● **INSTRUCTIONS FOR THE TASK**:
What is needed is an exact repeat of the lines from the line containing "Convert this document image to plain text." through the final line of the entries below, and nothing else.

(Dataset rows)
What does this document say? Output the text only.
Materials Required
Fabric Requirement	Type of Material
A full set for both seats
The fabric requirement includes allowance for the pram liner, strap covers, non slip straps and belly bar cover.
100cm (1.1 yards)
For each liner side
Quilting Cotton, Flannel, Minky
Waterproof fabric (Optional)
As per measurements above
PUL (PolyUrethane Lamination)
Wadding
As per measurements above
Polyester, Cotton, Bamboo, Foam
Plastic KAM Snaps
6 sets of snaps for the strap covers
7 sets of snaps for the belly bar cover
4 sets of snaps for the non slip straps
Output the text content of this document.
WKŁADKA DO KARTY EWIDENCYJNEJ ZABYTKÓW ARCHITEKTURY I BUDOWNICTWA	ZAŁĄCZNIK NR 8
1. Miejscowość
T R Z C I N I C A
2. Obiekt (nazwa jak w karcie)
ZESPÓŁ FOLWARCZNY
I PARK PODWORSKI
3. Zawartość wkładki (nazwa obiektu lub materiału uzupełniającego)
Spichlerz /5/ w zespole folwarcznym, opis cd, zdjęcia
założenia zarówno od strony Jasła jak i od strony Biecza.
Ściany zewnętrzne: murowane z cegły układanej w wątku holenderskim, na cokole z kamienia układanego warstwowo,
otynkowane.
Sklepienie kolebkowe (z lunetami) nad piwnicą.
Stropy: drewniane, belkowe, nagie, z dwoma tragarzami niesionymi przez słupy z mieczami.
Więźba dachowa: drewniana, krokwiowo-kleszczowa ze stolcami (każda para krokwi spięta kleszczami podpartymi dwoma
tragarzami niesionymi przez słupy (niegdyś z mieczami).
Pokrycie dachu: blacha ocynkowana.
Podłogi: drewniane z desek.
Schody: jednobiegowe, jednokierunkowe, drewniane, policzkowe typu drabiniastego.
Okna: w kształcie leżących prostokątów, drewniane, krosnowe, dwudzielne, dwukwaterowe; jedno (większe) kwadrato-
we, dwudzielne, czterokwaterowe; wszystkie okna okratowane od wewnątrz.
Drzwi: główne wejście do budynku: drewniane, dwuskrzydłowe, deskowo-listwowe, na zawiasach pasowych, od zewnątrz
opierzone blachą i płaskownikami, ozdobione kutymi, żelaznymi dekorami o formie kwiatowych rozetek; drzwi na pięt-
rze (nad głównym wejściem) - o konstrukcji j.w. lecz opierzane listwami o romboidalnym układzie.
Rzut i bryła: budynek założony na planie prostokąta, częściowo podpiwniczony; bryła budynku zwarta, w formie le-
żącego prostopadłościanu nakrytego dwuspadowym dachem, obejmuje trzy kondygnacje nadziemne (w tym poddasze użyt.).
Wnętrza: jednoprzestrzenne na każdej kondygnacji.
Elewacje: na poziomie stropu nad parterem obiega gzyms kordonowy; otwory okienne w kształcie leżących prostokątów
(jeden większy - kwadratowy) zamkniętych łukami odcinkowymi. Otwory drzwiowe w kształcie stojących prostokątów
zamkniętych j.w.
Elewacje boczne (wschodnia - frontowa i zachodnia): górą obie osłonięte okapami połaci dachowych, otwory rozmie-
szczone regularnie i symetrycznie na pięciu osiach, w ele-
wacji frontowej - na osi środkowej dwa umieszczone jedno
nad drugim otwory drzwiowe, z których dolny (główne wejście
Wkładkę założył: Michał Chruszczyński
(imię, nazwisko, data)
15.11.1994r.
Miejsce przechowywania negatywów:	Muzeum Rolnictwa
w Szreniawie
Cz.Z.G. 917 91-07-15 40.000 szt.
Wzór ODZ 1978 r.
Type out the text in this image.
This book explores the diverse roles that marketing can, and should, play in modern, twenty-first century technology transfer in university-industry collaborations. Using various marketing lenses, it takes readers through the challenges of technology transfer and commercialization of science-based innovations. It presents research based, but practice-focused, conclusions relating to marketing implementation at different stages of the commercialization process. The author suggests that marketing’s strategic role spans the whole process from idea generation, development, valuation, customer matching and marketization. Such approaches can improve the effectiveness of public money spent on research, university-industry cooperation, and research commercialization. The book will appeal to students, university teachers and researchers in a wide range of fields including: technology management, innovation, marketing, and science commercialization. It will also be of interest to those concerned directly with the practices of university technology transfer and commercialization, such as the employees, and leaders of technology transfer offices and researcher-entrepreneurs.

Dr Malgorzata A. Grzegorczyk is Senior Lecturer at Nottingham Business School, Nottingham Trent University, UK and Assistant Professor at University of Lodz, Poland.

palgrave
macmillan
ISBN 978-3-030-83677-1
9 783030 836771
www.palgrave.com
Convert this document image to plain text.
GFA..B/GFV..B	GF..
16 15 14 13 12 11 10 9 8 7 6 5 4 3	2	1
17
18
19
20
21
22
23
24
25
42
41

● **EXERCISE SOLUTION**:
Convert this document image to plain text.
GFA..B/GFV..B	GF..
16 15 14 13 12 11 10 9 8 7 6 5 4 3	2	1
17
18
19
20
21
22
23
24
25
42
41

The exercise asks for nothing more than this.